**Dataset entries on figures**
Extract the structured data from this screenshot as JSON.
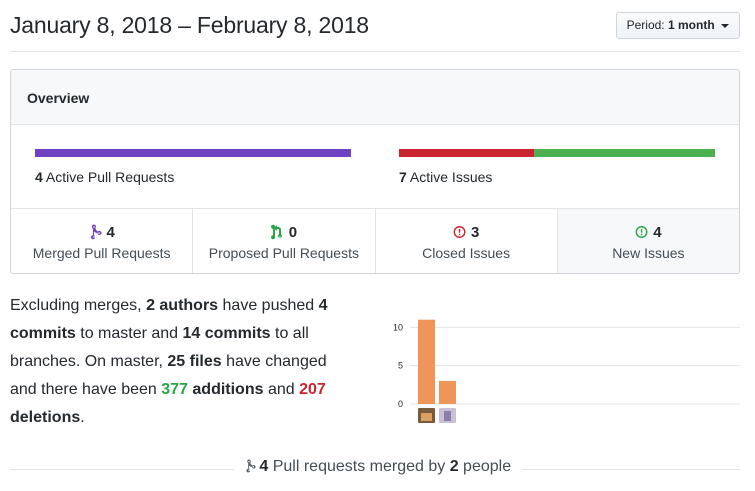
{
  "header": {
    "date_range": "January 8, 2018 – February 8, 2018",
    "period_label": "Period:",
    "period_value": "1 month"
  },
  "overview": {
    "title": "Overview",
    "pull_requests": {
      "count": "4",
      "label": "Active Pull Requests",
      "fill": 1.0,
      "color": "#6f42c1"
    },
    "issues": {
      "count": "7",
      "label": "Active Issues",
      "closed_fraction": 0.4286,
      "closed_color": "#cb2431",
      "open_color": "#4caf50"
    },
    "stats": [
      {
        "icon": "git-merge-icon",
        "value": "4",
        "label": "Merged Pull Requests",
        "color": "#6f42c1"
      },
      {
        "icon": "git-pull-request-icon",
        "value": "0",
        "label": "Proposed Pull Requests",
        "color": "#28a745"
      },
      {
        "icon": "issue-closed-icon",
        "value": "3",
        "label": "Closed Issues",
        "color": "#cb2431"
      },
      {
        "icon": "issue-opened-icon",
        "value": "4",
        "label": "New Issues",
        "color": "#28a745"
      }
    ]
  },
  "summary": {
    "t1": "Excluding merges, ",
    "authors": "2 authors",
    "t2": " have pushed ",
    "commits_master": "4 commits",
    "t3": " to master and ",
    "commits_all": "14 commits",
    "t4": " to all branches. On master, ",
    "files": "25 files",
    "t5": " have changed and there have been ",
    "additions": "377",
    "additions_word": "additions",
    "t6": " and ",
    "deletions": "207",
    "deletions_word": "deletions",
    "t7": "."
  },
  "chart_data": {
    "type": "bar",
    "categories": [
      "author-1",
      "author-2"
    ],
    "values": [
      11,
      3
    ],
    "yticks": [
      "10",
      "5",
      "0"
    ],
    "ylim": [
      0,
      12
    ],
    "bar_color": "#f0955a",
    "grid": true
  },
  "footer": {
    "count": "4",
    "t1": " Pull requests merged by ",
    "people": "2",
    "t2": " people",
    "icon": "git-merge-icon"
  }
}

**EXERCISE DETAILS**
Do not include images; quote all of the entries above exactly.

**EXERCISE RESULT**
Extract the structured data from this screenshot as JSON.
{
  "header": {
    "date_range": "January 8, 2018 – February 8, 2018",
    "period_label": "Period:",
    "period_value": "1 month"
  },
  "overview": {
    "title": "Overview",
    "pull_requests": {
      "count": "4",
      "label": "Active Pull Requests",
      "fill": 1.0,
      "color": "#6f42c1"
    },
    "issues": {
      "count": "7",
      "label": "Active Issues",
      "closed_fraction": 0.4286,
      "closed_color": "#cb2431",
      "open_color": "#4caf50"
    },
    "stats": [
      {
        "icon": "git-merge-icon",
        "value": "4",
        "label": "Merged Pull Requests",
        "color": "#6f42c1"
      },
      {
        "icon": "git-pull-request-icon",
        "value": "0",
        "label": "Proposed Pull Requests",
        "color": "#28a745"
      },
      {
        "icon": "issue-closed-icon",
        "value": "3",
        "label": "Closed Issues",
        "color": "#cb2431"
      },
      {
        "icon": "issue-opened-icon",
        "value": "4",
        "label": "New Issues",
        "color": "#28a745"
      }
    ]
  },
  "summary": {
    "t1": "Excluding merges, ",
    "authors": "2 authors",
    "t2": " have pushed ",
    "commits_master": "4 commits",
    "t3": " to master and ",
    "commits_all": "14 commits",
    "t4": " to all branches. On master, ",
    "files": "25 files",
    "t5": " have changed and there have been ",
    "additions": "377",
    "additions_word": "additions",
    "t6": " and ",
    "deletions": "207",
    "deletions_word": "deletions",
    "t7": "."
  },
  "chart_data": {
    "type": "bar",
    "categories": [
      "author-1",
      "author-2"
    ],
    "values": [
      11,
      3
    ],
    "yticks": [
      "10",
      "5",
      "0"
    ],
    "ylim": [
      0,
      12
    ],
    "bar_color": "#f0955a",
    "grid": true
  },
  "footer": {
    "count": "4",
    "t1": " Pull requests merged by ",
    "people": "2",
    "t2": " people",
    "icon": "git-merge-icon"
  }
}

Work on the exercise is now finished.